Extracted data entries:
********************

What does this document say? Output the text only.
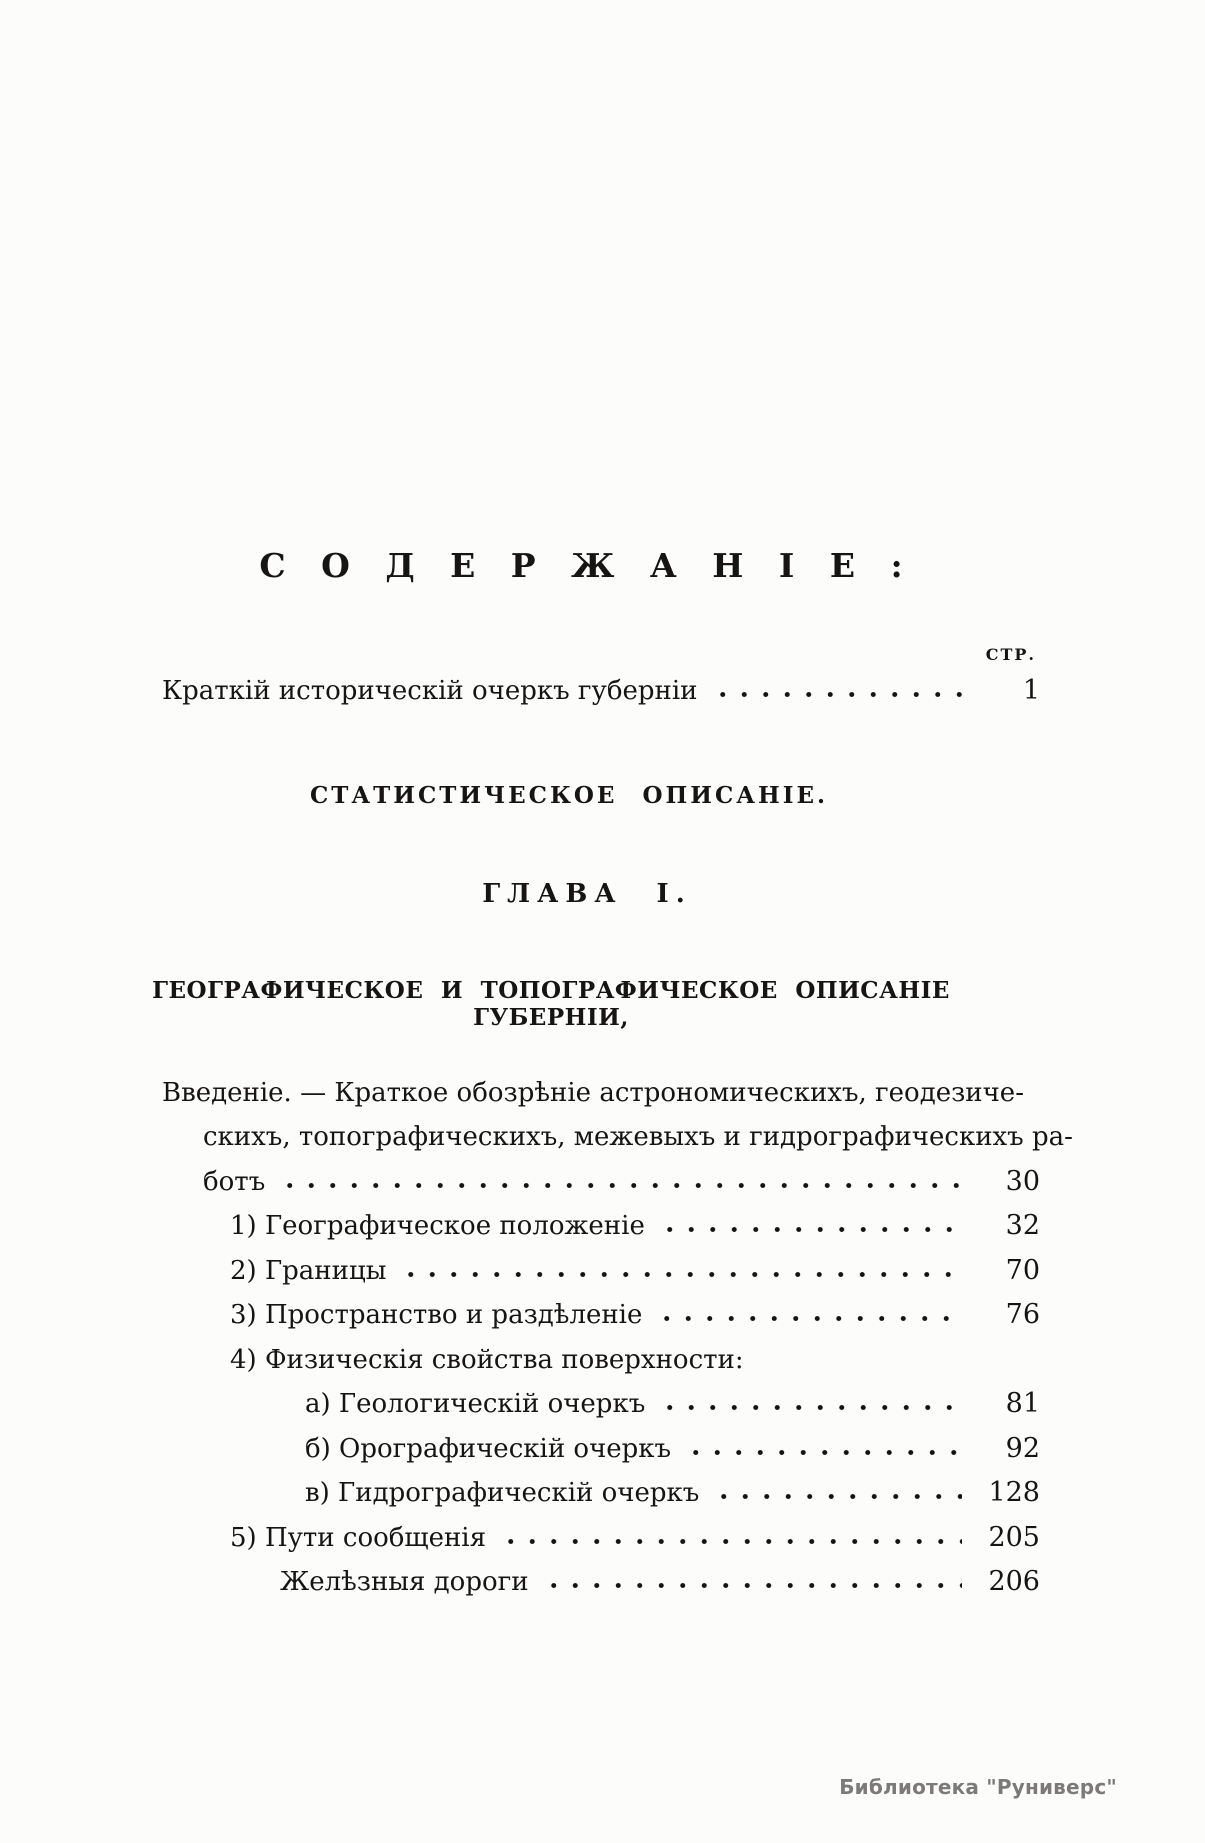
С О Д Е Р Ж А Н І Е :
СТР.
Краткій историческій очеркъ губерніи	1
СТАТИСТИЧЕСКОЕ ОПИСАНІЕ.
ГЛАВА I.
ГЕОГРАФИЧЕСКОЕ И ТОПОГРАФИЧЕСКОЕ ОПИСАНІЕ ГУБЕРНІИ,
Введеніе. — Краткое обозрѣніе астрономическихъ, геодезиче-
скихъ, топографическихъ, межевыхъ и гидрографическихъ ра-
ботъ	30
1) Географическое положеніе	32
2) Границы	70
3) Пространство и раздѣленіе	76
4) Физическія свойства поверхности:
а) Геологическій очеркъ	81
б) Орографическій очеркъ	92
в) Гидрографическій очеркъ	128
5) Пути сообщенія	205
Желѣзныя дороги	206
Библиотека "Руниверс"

********************

• Stated task: Copy the whole listing above word for word but do not carry over the pictures.

• Solution to the exercise:
What does this document say? Output the text only.
С О Д Е Р Ж А Н І Е :
СТР.
Краткій историческій очеркъ губерніи	1
СТАТИСТИЧЕСКОЕ ОПИСАНІЕ.
ГЛАВА I.
ГЕОГРАФИЧЕСКОЕ И ТОПОГРАФИЧЕСКОЕ ОПИСАНІЕ ГУБЕРНІИ,
Введеніе. — Краткое обозрѣніе астрономическихъ, геодезиче-
скихъ, топографическихъ, межевыхъ и гидрографическихъ ра-
ботъ	30
1) Географическое положеніе	32
2) Границы	70
3) Пространство и раздѣленіе	76
4) Физическія свойства поверхности:
а) Геологическій очеркъ	81
б) Орографическій очеркъ	92
в) Гидрографическій очеркъ	128
5) Пути сообщенія	205
Желѣзныя дороги	206
Библиотека "Руниверс"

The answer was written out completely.